Records from a data collection

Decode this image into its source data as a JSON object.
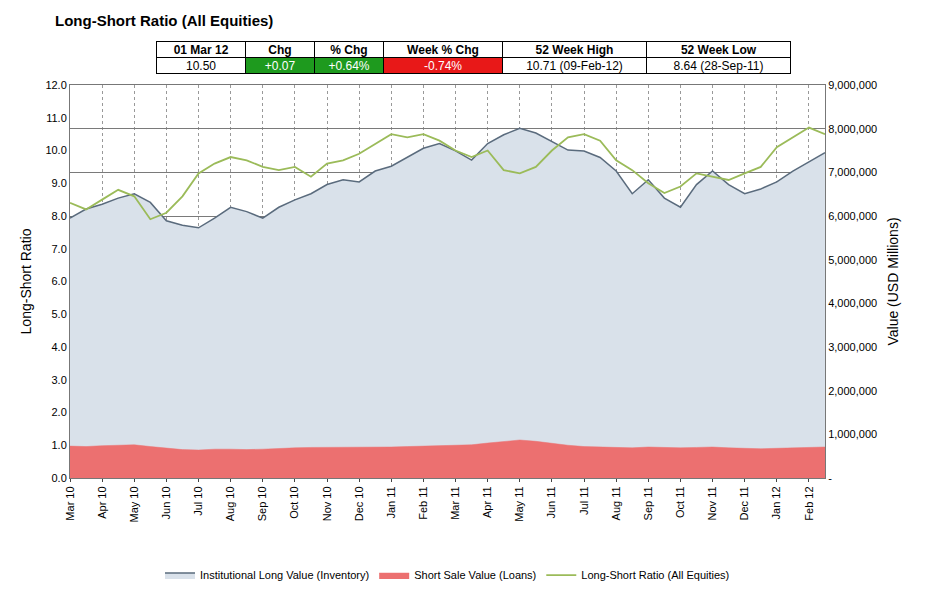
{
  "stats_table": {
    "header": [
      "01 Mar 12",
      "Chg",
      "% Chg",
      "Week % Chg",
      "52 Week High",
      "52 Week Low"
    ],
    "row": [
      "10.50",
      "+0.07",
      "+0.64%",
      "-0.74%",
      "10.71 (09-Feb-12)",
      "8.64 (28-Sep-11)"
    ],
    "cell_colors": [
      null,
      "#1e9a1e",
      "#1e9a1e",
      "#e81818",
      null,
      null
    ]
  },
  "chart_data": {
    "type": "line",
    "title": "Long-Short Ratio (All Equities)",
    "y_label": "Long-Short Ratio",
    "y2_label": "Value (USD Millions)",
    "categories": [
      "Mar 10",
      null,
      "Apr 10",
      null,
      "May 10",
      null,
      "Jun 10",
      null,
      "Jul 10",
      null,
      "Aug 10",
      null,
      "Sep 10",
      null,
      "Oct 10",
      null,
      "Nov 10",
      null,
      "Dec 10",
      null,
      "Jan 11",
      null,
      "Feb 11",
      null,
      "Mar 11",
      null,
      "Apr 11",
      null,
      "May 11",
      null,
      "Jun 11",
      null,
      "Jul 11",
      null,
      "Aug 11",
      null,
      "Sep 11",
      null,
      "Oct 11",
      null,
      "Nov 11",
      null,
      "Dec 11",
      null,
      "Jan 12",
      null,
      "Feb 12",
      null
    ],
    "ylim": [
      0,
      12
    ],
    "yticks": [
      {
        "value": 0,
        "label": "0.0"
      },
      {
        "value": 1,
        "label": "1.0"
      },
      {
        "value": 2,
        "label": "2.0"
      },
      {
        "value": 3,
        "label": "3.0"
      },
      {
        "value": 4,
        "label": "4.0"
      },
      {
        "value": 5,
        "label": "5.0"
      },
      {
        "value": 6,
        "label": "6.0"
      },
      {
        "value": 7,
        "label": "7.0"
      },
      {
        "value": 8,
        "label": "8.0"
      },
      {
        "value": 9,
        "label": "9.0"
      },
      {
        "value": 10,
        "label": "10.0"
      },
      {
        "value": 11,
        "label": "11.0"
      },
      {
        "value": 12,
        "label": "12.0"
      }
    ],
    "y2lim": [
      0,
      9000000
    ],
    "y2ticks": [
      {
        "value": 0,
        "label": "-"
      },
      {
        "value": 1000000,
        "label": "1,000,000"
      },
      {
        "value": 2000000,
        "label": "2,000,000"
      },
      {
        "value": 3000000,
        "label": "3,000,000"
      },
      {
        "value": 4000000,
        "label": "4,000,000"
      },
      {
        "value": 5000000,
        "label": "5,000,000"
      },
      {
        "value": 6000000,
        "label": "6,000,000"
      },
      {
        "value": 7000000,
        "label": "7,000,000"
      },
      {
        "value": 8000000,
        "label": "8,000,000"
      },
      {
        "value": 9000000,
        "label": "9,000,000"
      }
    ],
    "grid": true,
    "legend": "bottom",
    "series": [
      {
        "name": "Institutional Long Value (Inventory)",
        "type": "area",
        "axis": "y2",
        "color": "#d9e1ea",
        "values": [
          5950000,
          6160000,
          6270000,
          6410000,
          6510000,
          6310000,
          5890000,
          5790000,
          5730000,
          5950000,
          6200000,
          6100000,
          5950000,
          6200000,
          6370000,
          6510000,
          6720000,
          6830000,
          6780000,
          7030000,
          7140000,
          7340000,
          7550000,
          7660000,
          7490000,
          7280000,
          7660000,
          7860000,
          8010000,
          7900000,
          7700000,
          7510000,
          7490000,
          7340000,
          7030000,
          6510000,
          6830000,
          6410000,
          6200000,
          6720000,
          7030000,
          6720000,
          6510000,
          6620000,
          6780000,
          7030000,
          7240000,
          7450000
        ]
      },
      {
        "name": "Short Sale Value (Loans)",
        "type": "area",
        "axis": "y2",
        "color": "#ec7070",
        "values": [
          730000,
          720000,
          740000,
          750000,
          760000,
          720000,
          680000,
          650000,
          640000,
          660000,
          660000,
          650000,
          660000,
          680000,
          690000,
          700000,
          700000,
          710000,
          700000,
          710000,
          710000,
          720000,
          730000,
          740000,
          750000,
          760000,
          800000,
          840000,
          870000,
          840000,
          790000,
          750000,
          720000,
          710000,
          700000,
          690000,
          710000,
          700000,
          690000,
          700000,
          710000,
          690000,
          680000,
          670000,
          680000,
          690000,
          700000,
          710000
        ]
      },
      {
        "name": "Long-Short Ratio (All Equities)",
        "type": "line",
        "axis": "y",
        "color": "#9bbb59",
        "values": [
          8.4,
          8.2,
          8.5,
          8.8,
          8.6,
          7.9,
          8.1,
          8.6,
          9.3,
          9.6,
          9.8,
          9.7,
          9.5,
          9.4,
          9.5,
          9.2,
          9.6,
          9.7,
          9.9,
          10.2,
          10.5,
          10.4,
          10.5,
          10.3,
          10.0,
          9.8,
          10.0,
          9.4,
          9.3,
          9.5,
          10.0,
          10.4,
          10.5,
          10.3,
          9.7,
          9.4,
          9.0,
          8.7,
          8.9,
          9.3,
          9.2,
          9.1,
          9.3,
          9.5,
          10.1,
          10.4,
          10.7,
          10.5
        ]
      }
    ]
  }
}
---
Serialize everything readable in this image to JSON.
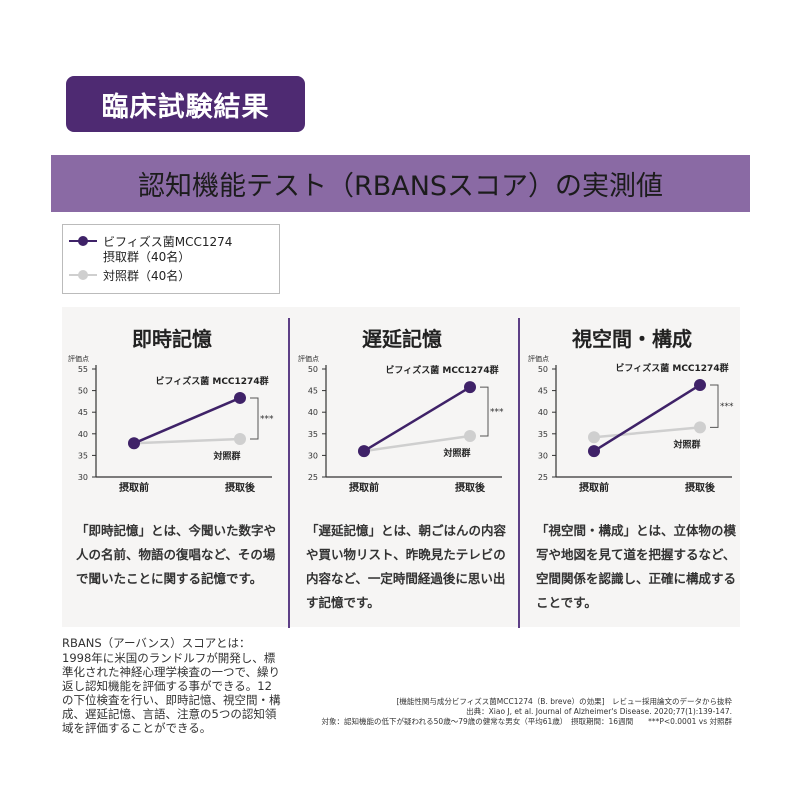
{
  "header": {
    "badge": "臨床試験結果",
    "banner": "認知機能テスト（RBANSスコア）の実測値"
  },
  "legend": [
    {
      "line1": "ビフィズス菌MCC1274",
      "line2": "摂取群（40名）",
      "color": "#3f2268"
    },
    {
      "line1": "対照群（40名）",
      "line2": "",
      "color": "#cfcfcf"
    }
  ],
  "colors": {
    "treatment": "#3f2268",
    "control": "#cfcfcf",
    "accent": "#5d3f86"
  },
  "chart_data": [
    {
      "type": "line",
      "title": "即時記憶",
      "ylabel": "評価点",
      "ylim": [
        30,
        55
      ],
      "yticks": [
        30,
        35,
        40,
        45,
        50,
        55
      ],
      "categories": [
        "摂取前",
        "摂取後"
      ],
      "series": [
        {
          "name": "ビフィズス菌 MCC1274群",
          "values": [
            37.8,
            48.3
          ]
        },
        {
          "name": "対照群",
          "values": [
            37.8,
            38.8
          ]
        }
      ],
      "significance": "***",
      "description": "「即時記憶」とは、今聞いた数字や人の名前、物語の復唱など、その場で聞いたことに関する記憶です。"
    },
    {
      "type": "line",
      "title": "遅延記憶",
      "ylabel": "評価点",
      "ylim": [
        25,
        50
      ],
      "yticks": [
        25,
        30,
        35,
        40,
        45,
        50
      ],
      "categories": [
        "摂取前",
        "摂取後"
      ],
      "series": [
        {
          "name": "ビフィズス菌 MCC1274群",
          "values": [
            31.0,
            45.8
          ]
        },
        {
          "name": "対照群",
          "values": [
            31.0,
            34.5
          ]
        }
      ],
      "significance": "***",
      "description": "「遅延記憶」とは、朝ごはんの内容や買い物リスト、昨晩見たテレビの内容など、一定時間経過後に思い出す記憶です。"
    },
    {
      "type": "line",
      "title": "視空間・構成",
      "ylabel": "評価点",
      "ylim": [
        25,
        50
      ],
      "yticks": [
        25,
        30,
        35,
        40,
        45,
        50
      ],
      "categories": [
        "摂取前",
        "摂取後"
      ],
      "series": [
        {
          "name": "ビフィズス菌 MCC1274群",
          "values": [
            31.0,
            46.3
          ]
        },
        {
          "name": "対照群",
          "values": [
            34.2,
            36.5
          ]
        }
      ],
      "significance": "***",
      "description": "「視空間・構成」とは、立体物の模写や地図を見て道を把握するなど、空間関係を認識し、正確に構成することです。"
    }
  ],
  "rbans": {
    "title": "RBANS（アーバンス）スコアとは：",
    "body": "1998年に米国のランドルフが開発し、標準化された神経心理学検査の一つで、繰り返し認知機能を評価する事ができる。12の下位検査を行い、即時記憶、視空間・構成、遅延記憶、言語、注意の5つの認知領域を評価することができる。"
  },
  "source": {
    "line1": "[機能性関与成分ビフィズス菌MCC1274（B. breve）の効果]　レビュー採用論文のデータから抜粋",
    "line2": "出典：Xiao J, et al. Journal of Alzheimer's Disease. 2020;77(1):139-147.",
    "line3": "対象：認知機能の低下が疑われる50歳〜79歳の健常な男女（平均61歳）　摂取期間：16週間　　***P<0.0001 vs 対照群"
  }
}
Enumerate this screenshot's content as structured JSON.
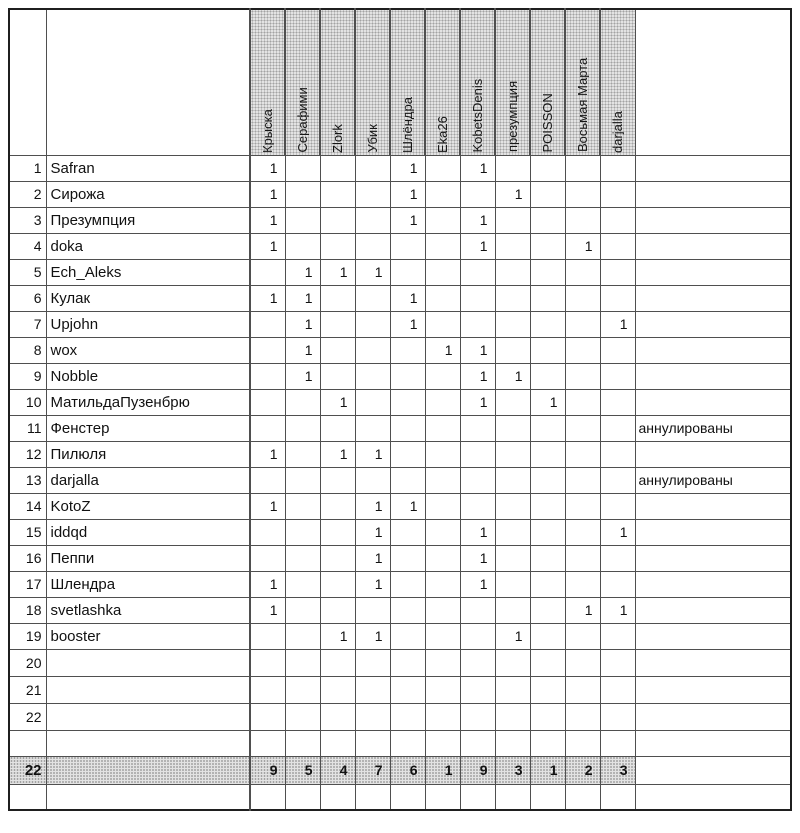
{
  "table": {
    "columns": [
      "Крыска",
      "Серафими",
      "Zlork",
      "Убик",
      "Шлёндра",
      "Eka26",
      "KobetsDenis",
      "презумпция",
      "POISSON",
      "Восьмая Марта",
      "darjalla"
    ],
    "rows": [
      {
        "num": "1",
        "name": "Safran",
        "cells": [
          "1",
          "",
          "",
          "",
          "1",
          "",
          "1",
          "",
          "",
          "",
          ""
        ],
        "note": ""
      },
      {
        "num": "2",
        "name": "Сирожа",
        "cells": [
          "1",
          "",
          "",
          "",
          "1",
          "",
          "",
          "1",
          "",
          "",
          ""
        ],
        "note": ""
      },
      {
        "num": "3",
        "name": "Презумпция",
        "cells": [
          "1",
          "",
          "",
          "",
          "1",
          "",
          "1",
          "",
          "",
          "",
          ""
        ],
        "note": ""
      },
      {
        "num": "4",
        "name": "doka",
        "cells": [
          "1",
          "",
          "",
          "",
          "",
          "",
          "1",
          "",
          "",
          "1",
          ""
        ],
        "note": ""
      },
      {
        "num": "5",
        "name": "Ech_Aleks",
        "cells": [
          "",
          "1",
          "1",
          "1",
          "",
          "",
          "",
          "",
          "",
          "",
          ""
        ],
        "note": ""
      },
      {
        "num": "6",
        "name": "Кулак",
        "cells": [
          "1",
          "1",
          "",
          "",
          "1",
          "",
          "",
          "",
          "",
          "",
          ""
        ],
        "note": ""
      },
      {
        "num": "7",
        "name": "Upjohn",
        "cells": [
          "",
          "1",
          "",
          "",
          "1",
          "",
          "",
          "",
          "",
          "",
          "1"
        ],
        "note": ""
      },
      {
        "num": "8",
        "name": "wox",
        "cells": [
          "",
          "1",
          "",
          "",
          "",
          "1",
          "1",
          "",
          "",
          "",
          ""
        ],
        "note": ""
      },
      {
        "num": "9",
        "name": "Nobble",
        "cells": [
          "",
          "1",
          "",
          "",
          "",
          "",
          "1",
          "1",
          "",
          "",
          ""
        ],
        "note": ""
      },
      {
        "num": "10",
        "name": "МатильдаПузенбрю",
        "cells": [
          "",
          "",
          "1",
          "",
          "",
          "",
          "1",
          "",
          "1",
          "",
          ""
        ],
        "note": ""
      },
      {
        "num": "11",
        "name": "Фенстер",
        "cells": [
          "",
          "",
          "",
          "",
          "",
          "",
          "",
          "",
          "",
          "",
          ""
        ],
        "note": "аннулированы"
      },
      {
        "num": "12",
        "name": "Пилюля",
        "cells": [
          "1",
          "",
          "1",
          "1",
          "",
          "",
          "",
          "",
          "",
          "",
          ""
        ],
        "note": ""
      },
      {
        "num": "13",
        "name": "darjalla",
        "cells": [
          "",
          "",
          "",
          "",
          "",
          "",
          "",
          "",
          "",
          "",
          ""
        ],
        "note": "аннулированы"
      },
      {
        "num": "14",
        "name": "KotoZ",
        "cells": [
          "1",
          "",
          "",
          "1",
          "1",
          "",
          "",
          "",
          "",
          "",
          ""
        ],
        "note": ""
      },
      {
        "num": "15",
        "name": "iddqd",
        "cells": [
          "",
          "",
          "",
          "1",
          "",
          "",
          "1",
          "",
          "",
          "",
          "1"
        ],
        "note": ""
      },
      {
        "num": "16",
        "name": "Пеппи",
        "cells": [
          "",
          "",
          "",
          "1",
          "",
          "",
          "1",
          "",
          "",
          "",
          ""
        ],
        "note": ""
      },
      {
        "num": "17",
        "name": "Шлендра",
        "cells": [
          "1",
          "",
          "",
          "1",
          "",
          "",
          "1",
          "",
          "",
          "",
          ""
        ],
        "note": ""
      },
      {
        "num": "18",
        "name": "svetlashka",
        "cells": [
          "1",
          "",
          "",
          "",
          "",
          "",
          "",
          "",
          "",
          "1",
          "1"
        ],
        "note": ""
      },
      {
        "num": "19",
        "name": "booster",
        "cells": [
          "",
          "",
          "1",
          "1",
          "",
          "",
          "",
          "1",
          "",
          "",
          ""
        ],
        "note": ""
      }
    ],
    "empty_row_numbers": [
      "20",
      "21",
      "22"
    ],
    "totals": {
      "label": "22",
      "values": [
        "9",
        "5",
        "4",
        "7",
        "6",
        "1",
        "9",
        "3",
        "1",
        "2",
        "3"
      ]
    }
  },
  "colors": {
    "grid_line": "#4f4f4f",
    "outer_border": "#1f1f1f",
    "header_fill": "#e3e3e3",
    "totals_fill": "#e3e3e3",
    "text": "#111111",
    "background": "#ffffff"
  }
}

REQUEST — Scan the records above for the string "source", then report every line that contains it.

FINISHED TASK —
Decode this image into its source data as a JSON object.
  "source": {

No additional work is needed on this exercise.